■ Short exercise: Return a copy of every line in the records that includes the word "James".

■ Material for the task:
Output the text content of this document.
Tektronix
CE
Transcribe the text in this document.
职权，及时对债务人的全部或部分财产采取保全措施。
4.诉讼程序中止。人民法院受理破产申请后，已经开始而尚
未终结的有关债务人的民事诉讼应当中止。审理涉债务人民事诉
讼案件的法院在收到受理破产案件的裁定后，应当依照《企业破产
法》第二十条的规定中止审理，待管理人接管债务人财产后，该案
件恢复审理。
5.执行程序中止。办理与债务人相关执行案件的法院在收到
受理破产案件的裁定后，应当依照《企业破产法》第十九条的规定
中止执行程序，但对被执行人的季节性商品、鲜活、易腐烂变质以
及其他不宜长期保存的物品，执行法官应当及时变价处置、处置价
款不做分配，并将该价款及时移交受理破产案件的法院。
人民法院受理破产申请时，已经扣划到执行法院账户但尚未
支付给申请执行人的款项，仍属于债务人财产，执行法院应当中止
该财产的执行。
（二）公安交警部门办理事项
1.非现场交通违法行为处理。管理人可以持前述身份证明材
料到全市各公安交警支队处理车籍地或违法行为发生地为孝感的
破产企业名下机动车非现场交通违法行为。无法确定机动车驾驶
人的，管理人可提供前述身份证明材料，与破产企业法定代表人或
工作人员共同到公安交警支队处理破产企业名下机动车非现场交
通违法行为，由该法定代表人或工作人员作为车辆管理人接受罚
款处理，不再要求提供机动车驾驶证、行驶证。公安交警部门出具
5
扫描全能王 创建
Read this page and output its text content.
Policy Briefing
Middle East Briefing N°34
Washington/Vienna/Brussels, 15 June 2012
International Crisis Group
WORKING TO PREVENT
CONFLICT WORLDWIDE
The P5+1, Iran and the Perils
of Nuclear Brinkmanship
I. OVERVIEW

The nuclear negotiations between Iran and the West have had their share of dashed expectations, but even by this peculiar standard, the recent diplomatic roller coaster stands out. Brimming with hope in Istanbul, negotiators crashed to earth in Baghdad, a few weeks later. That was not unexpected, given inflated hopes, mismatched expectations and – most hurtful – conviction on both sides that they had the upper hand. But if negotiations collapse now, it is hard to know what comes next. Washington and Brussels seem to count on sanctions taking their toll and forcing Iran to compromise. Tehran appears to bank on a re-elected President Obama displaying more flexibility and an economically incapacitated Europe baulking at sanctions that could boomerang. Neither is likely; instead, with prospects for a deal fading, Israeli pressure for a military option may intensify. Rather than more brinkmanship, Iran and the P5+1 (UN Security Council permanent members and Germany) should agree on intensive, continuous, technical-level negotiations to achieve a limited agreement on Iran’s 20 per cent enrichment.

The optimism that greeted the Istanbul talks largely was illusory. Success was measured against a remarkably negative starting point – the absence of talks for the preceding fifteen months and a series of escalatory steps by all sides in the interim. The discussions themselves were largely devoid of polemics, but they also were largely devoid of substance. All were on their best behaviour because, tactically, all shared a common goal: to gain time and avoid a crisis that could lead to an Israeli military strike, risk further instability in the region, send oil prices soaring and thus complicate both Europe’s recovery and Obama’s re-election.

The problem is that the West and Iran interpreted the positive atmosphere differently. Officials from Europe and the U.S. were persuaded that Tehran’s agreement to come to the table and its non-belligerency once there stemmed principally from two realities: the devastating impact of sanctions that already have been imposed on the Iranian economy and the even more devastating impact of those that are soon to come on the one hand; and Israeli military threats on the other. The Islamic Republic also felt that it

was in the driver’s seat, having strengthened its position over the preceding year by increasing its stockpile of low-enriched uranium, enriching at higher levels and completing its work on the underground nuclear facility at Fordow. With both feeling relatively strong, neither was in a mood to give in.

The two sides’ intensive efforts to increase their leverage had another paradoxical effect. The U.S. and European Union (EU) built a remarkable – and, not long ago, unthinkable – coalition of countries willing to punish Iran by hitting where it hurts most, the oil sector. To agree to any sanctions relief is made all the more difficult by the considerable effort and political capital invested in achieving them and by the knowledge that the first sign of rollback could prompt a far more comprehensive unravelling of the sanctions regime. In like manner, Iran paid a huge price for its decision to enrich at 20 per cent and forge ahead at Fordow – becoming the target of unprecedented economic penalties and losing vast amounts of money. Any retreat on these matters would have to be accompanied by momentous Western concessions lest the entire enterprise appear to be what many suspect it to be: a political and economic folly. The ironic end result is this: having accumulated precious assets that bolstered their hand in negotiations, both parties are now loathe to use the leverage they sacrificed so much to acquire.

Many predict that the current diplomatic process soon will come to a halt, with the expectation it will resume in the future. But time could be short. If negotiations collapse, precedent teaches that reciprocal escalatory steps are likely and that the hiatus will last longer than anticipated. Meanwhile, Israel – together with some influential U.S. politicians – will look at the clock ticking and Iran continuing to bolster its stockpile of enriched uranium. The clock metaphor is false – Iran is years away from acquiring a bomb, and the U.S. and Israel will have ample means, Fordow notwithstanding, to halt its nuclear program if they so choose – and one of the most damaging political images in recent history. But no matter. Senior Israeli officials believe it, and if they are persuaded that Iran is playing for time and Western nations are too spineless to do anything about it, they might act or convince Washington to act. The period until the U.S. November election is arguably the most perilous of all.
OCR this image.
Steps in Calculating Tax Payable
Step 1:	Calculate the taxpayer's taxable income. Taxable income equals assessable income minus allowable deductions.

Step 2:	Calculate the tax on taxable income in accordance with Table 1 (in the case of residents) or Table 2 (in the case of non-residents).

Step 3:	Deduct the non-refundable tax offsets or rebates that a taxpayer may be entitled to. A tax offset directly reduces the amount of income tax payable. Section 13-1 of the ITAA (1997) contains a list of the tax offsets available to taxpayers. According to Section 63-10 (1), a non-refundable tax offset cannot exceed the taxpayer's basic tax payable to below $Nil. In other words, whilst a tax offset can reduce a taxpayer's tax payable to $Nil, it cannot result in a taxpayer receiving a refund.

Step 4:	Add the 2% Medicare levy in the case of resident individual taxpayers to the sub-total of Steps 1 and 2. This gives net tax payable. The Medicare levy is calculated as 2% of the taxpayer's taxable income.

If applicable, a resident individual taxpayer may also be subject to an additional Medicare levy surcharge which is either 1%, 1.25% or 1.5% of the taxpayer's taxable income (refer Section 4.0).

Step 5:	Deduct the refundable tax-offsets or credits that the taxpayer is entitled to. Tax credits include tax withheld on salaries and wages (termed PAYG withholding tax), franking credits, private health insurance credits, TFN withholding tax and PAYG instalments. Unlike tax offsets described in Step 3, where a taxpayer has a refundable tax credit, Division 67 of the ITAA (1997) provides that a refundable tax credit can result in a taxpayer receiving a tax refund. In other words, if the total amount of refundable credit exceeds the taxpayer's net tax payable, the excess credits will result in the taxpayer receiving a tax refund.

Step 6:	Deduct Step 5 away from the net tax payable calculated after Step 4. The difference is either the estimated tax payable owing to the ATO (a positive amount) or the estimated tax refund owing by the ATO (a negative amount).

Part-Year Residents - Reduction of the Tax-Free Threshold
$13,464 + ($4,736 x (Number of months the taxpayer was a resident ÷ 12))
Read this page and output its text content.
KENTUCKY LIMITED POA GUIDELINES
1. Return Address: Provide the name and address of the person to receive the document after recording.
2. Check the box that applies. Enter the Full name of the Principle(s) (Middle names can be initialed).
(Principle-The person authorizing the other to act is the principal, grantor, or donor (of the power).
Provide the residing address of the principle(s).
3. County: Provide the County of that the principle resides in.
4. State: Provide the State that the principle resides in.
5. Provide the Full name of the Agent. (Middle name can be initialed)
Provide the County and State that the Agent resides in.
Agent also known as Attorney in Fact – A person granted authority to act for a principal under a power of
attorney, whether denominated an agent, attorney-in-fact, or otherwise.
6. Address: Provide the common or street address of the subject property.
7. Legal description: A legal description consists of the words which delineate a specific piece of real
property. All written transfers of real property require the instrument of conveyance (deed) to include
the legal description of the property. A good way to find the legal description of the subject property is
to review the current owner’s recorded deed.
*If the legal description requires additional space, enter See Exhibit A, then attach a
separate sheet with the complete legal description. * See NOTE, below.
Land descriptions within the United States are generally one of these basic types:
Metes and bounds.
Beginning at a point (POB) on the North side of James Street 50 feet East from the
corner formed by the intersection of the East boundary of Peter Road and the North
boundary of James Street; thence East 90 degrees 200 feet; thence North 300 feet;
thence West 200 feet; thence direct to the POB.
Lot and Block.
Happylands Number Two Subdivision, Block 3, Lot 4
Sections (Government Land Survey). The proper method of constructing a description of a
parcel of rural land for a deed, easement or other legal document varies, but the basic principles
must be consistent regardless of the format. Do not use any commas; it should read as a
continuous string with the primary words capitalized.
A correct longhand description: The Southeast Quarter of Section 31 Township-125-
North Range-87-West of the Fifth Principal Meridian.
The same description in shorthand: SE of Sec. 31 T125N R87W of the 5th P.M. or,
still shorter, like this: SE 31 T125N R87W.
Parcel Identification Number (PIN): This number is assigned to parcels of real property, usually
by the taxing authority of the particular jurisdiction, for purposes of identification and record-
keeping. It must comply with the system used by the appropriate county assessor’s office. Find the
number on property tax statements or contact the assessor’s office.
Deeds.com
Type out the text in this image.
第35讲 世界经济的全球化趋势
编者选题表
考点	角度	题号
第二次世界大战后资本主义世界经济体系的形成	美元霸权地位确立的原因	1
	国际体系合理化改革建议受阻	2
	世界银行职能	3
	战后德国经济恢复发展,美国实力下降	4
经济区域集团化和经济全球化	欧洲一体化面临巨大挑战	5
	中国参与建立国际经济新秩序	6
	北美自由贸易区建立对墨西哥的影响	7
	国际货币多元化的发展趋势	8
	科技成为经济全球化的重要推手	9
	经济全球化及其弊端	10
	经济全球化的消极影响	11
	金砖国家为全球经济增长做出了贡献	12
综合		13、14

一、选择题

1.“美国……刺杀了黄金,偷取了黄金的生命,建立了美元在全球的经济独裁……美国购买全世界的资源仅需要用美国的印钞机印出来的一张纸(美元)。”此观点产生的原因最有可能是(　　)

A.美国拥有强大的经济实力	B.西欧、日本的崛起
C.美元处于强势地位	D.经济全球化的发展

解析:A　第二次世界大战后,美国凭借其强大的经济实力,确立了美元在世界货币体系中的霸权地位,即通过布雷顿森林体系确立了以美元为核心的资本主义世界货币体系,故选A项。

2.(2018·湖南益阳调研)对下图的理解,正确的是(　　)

■ Finished task:
Beginning at a point (POB) on the North side of James Street 50 feet East from the
boundary of James Street; thence East 90 degrees 200 feet; thence North 300 feet;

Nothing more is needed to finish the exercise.